*Activity:*
In the listing below, look for "oneindige" and copy every line that has it.

*Given information:*
++++++++++
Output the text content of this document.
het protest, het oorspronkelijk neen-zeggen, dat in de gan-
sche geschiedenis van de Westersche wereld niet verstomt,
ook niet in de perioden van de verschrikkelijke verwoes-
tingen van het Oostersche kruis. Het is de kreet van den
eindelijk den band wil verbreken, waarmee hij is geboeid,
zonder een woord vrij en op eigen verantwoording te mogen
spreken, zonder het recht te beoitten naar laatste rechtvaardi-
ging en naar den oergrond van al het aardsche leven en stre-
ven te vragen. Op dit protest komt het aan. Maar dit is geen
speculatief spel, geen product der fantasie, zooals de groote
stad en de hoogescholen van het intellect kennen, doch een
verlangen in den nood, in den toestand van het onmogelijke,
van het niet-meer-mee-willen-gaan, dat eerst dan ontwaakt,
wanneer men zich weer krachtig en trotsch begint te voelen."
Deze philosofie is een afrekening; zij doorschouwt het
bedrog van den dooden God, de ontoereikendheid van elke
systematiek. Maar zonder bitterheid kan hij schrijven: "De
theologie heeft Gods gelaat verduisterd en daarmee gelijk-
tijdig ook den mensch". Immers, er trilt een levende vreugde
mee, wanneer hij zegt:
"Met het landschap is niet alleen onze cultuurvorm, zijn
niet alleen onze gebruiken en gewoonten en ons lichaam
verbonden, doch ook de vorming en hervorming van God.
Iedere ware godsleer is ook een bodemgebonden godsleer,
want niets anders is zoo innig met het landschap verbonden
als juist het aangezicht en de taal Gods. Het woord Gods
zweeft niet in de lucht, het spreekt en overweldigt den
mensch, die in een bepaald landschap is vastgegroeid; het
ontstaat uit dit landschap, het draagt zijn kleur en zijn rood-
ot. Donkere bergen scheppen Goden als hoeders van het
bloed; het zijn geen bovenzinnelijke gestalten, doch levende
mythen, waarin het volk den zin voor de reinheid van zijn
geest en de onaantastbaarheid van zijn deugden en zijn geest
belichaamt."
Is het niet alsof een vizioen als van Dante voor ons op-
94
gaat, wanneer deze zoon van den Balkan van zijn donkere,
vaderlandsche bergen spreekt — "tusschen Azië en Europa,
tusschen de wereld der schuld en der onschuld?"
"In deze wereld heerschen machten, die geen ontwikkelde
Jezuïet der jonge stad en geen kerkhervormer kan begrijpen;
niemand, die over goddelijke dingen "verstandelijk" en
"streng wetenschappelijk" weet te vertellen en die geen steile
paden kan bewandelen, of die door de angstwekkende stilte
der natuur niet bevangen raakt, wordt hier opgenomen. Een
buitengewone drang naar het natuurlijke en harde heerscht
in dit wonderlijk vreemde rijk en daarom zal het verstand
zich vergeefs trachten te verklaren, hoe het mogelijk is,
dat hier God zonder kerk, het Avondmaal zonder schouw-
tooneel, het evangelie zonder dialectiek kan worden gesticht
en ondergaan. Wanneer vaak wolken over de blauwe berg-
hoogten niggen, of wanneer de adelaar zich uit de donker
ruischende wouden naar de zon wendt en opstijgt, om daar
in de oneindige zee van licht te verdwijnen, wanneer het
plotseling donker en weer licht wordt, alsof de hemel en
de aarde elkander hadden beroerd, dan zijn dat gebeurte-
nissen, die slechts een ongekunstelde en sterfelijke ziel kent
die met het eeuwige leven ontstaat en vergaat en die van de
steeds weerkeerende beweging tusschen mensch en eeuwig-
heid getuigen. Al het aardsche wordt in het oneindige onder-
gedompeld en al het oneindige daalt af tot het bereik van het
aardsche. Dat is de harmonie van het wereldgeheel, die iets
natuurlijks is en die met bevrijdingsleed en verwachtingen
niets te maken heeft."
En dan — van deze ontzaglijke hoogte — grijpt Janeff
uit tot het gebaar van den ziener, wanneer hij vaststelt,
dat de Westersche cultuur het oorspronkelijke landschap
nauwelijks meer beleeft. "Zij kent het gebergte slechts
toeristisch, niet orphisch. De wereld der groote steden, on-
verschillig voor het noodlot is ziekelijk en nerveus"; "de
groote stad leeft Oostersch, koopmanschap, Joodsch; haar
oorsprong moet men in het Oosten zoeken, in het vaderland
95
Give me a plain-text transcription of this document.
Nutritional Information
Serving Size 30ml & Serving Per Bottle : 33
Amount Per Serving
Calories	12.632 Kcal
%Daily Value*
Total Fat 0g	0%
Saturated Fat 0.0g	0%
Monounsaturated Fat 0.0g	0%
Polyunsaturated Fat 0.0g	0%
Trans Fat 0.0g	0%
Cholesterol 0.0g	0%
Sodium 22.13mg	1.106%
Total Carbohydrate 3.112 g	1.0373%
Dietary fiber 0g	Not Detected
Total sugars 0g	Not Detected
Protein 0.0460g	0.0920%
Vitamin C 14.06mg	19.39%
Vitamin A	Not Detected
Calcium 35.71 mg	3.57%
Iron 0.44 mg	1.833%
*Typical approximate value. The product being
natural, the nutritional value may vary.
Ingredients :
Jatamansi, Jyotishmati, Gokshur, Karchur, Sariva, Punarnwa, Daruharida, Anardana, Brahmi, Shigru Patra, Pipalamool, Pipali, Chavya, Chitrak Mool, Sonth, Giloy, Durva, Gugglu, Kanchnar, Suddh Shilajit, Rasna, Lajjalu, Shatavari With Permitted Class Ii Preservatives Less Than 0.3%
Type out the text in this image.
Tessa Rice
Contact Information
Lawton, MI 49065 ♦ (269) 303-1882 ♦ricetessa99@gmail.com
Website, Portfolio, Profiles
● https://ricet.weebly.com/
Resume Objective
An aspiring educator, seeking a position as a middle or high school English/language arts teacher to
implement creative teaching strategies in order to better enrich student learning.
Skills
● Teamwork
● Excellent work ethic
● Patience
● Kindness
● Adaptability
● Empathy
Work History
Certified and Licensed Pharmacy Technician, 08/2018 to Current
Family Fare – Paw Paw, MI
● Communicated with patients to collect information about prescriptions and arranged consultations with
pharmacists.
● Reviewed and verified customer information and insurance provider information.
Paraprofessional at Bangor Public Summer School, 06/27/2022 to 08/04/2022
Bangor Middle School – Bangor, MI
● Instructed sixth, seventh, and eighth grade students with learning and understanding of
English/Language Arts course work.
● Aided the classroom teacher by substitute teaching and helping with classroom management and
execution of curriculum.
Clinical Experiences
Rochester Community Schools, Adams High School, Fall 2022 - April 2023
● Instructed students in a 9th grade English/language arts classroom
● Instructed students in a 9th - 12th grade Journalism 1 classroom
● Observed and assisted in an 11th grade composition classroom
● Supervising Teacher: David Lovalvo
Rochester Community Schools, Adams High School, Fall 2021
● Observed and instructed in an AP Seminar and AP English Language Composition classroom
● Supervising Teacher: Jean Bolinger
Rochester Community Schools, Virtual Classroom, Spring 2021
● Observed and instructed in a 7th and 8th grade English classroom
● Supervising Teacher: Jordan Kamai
++++++++++
*The answer:*
in de oneindige zee van licht te verdwijnen, wanneer het
heid getuigen. Al het aardsche wordt in het oneindige onder-
gedompeld en al het oneindige daalt af tot het bereik van het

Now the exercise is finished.